* Dataset items
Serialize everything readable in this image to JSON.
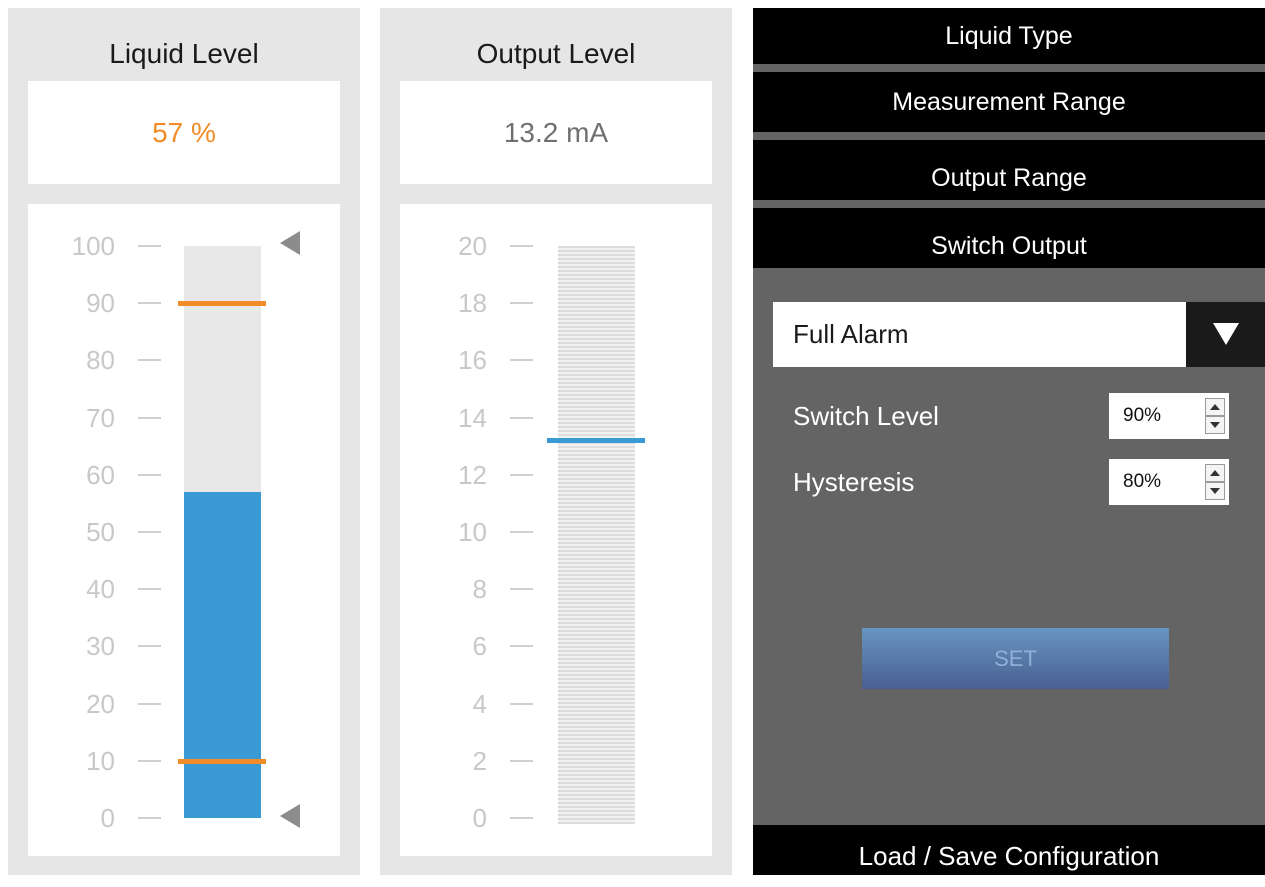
{
  "liquid_level": {
    "title": "Liquid Level",
    "readout": "57 %",
    "value_percent": 57,
    "upper_switch_percent": 90,
    "lower_switch_percent": 10,
    "ticks": [
      "100",
      "90",
      "80",
      "70",
      "60",
      "50",
      "40",
      "30",
      "20",
      "10",
      "0"
    ]
  },
  "output_level": {
    "title": "Output Level",
    "readout": "13.2 mA",
    "value_ma": 13.2,
    "min_ma": 0,
    "max_ma": 20,
    "ticks": [
      "20",
      "18",
      "16",
      "14",
      "12",
      "10",
      "8",
      "6",
      "4",
      "2",
      "0"
    ]
  },
  "menu": {
    "liquid_type": "Liquid Type",
    "measurement_range": "Measurement Range",
    "output_range": "Output Range",
    "switch_output": "Switch Output",
    "load_save": "Load / Save Configuration"
  },
  "switch_output": {
    "mode": "Full Alarm",
    "switch_level_label": "Switch Level",
    "switch_level_value": "90%",
    "hysteresis_label": "Hysteresis",
    "hysteresis_value": "80%",
    "set_label": "SET"
  },
  "colors": {
    "accent_orange": "#f28c28",
    "fill_blue": "#3a9ad4",
    "panel_grey": "#646464",
    "menu_black": "#000000"
  }
}
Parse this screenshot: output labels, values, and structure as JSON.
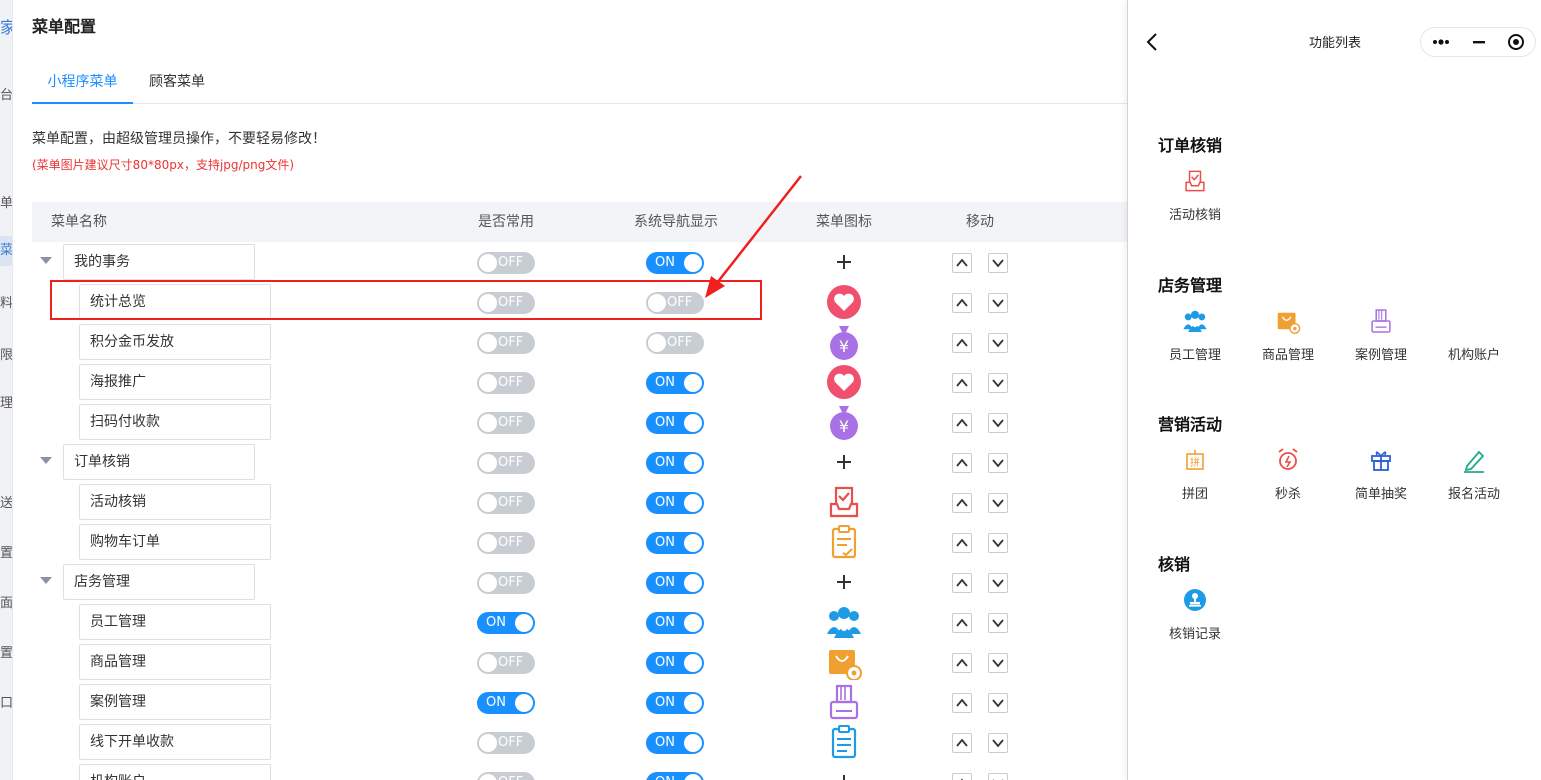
{
  "sidebar_fragments": [
    "家",
    "台",
    "单配",
    "菜",
    "料",
    "限",
    "理",
    "送",
    "置",
    "面",
    "置",
    "口"
  ],
  "page": {
    "title": "菜单配置",
    "tabs": [
      "小程序菜单",
      "顾客菜单"
    ],
    "description": "菜单配置，由超级管理员操作，不要轻易修改！",
    "hint": "(菜单图片建议尺寸80*80px，支持jpg/png文件)"
  },
  "table": {
    "headers": [
      "菜单名称",
      "是否常用",
      "系统导航显示",
      "菜单图标",
      "移动"
    ],
    "rows": [
      {
        "name": "我的事务",
        "level": "parent",
        "common": "OFF",
        "nav": "ON",
        "icon": "plus-icon"
      },
      {
        "name": "统计总览",
        "level": "child",
        "common": "OFF",
        "nav": "OFF",
        "icon": "heart-icon"
      },
      {
        "name": "积分金币发放",
        "level": "child",
        "common": "OFF",
        "nav": "OFF",
        "icon": "money-bag-icon"
      },
      {
        "name": "海报推广",
        "level": "child",
        "common": "OFF",
        "nav": "ON",
        "icon": "heart-icon"
      },
      {
        "name": "扫码付收款",
        "level": "child",
        "common": "OFF",
        "nav": "ON",
        "icon": "money-bag-icon"
      },
      {
        "name": "订单核销",
        "level": "parent",
        "common": "OFF",
        "nav": "ON",
        "icon": "plus-icon"
      },
      {
        "name": "活动核销",
        "level": "child",
        "common": "OFF",
        "nav": "ON",
        "icon": "inbox-check-icon"
      },
      {
        "name": "购物车订单",
        "level": "child",
        "common": "OFF",
        "nav": "ON",
        "icon": "clipboard-icon"
      },
      {
        "name": "店务管理",
        "level": "parent",
        "common": "OFF",
        "nav": "ON",
        "icon": "plus-icon"
      },
      {
        "name": "员工管理",
        "level": "child",
        "common": "ON",
        "nav": "ON",
        "icon": "team-icon"
      },
      {
        "name": "商品管理",
        "level": "child",
        "common": "OFF",
        "nav": "ON",
        "icon": "shopping-bag-icon"
      },
      {
        "name": "案例管理",
        "level": "child",
        "common": "ON",
        "nav": "ON",
        "icon": "printer-icon"
      },
      {
        "name": "线下开单收款",
        "level": "child",
        "common": "OFF",
        "nav": "ON",
        "icon": "receipt-icon"
      },
      {
        "name": "机构账户",
        "level": "child",
        "common": "OFF",
        "nav": "ON",
        "icon": "plus-icon"
      }
    ]
  },
  "colors": {
    "accent": "#1890ff",
    "switch_off": "#c8ccd3",
    "highlight": "#f02020",
    "heart": "#f0506e",
    "bag": "#a971e6",
    "order": "#e9504a",
    "clipboard": "#f0a030",
    "team": "#1e9be6"
  },
  "phone": {
    "title": "功能列表",
    "sections": [
      {
        "title": "订单核销",
        "items": [
          {
            "label": "活动核销",
            "icon": "inbox-check-icon"
          }
        ]
      },
      {
        "title": "店务管理",
        "items": [
          {
            "label": "员工管理",
            "icon": "team-icon"
          },
          {
            "label": "商品管理",
            "icon": "shopping-bag-icon"
          },
          {
            "label": "案例管理",
            "icon": "printer-icon"
          },
          {
            "label": "机构账户",
            "icon": "blank"
          }
        ]
      },
      {
        "title": "营销活动",
        "items": [
          {
            "label": "拼团",
            "icon": "group-buy-icon"
          },
          {
            "label": "秒杀",
            "icon": "alarm-clock-icon"
          },
          {
            "label": "简单抽奖",
            "icon": "gift-icon"
          },
          {
            "label": "报名活动",
            "icon": "pencil-icon"
          }
        ]
      },
      {
        "title": "核销",
        "items": [
          {
            "label": "核销记录",
            "icon": "stamp-icon"
          }
        ]
      }
    ]
  }
}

* To do
From the entries above, copy every line where the word "clipboard" shows up.

* Task result
        "icon": "clipboard-icon"
    "clipboard": "#f0a030",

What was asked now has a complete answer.